» TASK DATA:

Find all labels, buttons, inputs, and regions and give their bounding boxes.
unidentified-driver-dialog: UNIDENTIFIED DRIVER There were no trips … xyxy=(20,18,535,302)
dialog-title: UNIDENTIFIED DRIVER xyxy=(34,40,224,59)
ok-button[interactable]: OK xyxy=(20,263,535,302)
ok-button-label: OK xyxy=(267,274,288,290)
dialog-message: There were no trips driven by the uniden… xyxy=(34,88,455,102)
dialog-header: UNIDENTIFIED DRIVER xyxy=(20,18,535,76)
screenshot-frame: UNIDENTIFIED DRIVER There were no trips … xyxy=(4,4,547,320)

» SET EXERCISE: Turn the lines of the records above into a numbered list, leaving out any blank lines.

» FINAL RESULT:
1. Find all labels, buttons, inputs, and regions and give their bounding boxes.
2. unidentified-driver-dialog: UNIDENTIFIED DRIVER There were no trips … xyxy=(20,18,535,302)
3. dialog-title: UNIDENTIFIED DRIVER xyxy=(34,40,224,59)
4. ok-button[interactable]: OK xyxy=(20,263,535,302)
5. ok-button-label: OK xyxy=(267,274,288,290)
6. dialog-message: There were no trips driven by the uniden… xyxy=(34,88,455,102)
7. dialog-header: UNIDENTIFIED DRIVER xyxy=(20,18,535,76)
8. screenshot-frame: UNIDENTIFIED DRIVER There were no trips … xyxy=(4,4,547,320)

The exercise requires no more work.